Record list -

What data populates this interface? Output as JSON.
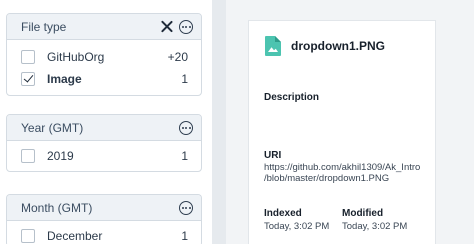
{
  "facets": [
    {
      "title": "File type",
      "rows": [
        {
          "label": "GitHubOrg",
          "count": "+20",
          "checked": false
        },
        {
          "label": "Image",
          "count": "1",
          "checked": true
        }
      ]
    },
    {
      "title": "Year (GMT)",
      "rows": [
        {
          "label": "2019",
          "count": "1",
          "checked": false
        }
      ]
    },
    {
      "title": "Month (GMT)",
      "rows": [
        {
          "label": "December",
          "count": "1",
          "checked": false
        }
      ]
    }
  ],
  "detail": {
    "file_name": "dropdown1.PNG",
    "description_label": "Description",
    "uri_label": "URI",
    "uri_line1": "https://github.com/akhil1309/Ak_Intro",
    "uri_line2": "/blob/master/dropdown1.PNG",
    "indexed_label": "Indexed",
    "indexed_value": "Today, 3:02 PM",
    "modified_label": "Modified",
    "modified_value": "Today, 3:02 PM"
  },
  "colors": {
    "file_icon": "#4cc4b0",
    "facet_header_bg": "#eef2f6",
    "panel_bg": "#f2f4f6"
  }
}
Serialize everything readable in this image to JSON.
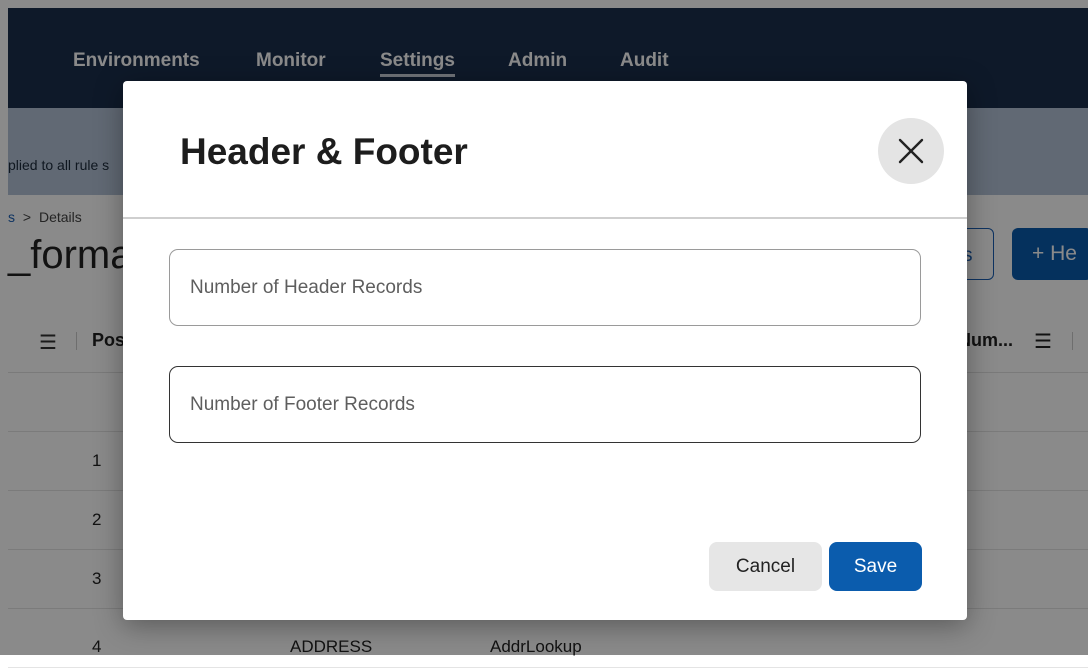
{
  "nav": {
    "items": [
      "Environments",
      "Monitor",
      "Settings",
      "Admin",
      "Audit"
    ],
    "active": "Settings"
  },
  "banner": {
    "text": "plied to all rule s"
  },
  "breadcrumb": {
    "link": "s",
    "separator": ">",
    "current": "Details"
  },
  "page": {
    "title": "_forma"
  },
  "toolbar": {
    "outline_label": "s",
    "primary_label": "+ He"
  },
  "grid": {
    "pos_header": "Pos",
    "num_header": "Num...",
    "rows": [
      {
        "pos": ""
      },
      {
        "pos": "1"
      },
      {
        "pos": "2"
      },
      {
        "pos": "3"
      },
      {
        "pos": "4",
        "name": "ADDRESS",
        "lookup": "AddrLookup"
      }
    ]
  },
  "modal": {
    "title": "Header & Footer",
    "header_field": {
      "placeholder": "Number of Header Records",
      "value": ""
    },
    "footer_field": {
      "placeholder": "Number of Footer Records",
      "value": ""
    },
    "cancel_label": "Cancel",
    "save_label": "Save"
  },
  "colors": {
    "nav_bg": "#1b2f4d",
    "banner_bg": "#b3c3d7",
    "primary": "#0b5cad",
    "cancel_bg": "#e6e6e6"
  }
}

Task prompt -
Nothing but the lines from the line containing "Serialize everything readable" through the last line of the records above is to be extracted, exactly and with no pictures.

Written solution -
Serialize everything readable in this image to JSON.
{
  "nav": {
    "items": [
      "Environments",
      "Monitor",
      "Settings",
      "Admin",
      "Audit"
    ],
    "active": "Settings"
  },
  "banner": {
    "text": "plied to all rule s"
  },
  "breadcrumb": {
    "link": "s",
    "separator": ">",
    "current": "Details"
  },
  "page": {
    "title": "_forma"
  },
  "toolbar": {
    "outline_label": "s",
    "primary_label": "+ He"
  },
  "grid": {
    "pos_header": "Pos",
    "num_header": "Num...",
    "rows": [
      {
        "pos": ""
      },
      {
        "pos": "1"
      },
      {
        "pos": "2"
      },
      {
        "pos": "3"
      },
      {
        "pos": "4",
        "name": "ADDRESS",
        "lookup": "AddrLookup"
      }
    ]
  },
  "modal": {
    "title": "Header & Footer",
    "header_field": {
      "placeholder": "Number of Header Records",
      "value": ""
    },
    "footer_field": {
      "placeholder": "Number of Footer Records",
      "value": ""
    },
    "cancel_label": "Cancel",
    "save_label": "Save"
  },
  "colors": {
    "nav_bg": "#1b2f4d",
    "banner_bg": "#b3c3d7",
    "primary": "#0b5cad",
    "cancel_bg": "#e6e6e6"
  }
}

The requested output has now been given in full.